■ **YOUR INSTRUCTIONS**:
Show all lines holding "title".

■ **DATASET ROWS**:
*****

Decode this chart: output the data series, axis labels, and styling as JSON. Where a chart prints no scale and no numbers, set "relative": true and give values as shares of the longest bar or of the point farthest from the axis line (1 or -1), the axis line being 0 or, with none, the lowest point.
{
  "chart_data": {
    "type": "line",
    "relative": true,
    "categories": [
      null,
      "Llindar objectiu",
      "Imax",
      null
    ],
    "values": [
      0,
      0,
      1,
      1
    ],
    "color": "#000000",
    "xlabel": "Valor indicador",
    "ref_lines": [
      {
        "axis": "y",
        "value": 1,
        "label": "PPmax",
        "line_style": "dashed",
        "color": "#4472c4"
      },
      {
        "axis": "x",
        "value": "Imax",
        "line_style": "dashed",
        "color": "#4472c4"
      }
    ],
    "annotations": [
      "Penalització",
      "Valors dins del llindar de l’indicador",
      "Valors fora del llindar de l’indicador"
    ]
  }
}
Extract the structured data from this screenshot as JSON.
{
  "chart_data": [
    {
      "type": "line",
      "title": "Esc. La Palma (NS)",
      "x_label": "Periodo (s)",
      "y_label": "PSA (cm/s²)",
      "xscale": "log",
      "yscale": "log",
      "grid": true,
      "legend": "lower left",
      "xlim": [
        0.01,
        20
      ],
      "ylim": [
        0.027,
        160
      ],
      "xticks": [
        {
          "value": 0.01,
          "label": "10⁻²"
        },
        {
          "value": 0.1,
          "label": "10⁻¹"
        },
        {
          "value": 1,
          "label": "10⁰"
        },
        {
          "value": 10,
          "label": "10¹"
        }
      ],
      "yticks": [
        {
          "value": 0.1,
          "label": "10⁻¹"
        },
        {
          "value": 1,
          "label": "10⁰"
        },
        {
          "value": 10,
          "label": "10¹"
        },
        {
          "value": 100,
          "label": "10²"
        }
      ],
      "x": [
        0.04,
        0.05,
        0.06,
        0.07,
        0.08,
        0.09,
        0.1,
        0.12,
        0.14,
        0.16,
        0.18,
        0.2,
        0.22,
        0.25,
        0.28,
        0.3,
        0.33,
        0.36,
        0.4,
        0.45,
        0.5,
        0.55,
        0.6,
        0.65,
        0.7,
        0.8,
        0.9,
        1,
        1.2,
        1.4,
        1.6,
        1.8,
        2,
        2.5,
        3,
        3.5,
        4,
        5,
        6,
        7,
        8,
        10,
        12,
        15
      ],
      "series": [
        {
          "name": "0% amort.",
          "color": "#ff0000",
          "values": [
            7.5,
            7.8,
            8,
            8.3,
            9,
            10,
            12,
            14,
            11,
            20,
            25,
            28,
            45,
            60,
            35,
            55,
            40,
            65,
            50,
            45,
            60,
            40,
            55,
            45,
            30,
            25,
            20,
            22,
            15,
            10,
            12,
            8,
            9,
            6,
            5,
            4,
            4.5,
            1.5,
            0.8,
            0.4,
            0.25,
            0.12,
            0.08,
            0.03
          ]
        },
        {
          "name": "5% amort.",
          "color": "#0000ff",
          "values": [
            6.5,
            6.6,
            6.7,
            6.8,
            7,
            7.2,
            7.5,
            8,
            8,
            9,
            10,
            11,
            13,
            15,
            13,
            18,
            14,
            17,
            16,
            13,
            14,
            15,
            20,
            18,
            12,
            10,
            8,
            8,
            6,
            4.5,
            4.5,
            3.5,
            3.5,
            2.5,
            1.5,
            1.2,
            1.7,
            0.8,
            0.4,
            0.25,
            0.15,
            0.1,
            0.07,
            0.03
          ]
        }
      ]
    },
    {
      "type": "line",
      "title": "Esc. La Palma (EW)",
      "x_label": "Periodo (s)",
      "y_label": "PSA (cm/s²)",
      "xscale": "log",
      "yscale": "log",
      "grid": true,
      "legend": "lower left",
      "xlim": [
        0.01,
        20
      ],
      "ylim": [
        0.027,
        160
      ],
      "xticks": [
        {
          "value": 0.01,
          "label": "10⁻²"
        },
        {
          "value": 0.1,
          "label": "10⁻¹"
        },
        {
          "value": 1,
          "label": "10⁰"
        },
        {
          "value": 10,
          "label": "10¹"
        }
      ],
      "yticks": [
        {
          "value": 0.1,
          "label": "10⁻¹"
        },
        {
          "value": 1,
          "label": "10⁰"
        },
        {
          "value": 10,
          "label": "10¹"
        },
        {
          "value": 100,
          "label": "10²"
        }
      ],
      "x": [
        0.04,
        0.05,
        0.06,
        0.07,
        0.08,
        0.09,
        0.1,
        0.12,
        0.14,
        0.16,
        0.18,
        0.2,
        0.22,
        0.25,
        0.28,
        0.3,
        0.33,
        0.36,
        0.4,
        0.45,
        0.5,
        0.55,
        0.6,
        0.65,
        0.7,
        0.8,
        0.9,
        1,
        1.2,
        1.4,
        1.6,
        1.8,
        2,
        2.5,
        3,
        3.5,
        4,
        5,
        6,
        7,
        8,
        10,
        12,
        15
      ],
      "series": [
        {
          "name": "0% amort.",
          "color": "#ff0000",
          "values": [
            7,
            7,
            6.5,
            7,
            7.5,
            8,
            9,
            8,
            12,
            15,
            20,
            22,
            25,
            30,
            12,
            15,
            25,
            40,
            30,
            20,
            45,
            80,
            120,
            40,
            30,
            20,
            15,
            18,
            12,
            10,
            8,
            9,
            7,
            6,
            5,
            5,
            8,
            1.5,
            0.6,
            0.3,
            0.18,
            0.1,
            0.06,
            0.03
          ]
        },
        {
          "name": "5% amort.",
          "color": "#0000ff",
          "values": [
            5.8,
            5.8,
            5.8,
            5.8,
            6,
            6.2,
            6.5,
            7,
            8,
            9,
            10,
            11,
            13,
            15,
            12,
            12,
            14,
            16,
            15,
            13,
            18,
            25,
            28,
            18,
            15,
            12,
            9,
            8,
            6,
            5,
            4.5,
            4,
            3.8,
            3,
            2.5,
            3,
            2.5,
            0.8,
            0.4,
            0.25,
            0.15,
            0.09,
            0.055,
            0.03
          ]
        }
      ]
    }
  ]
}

*****

■ **ANSWER TO THE TASK**:
      "title": "Esc. La Palma (NS)",
      "title": "Esc. La Palma (EW)",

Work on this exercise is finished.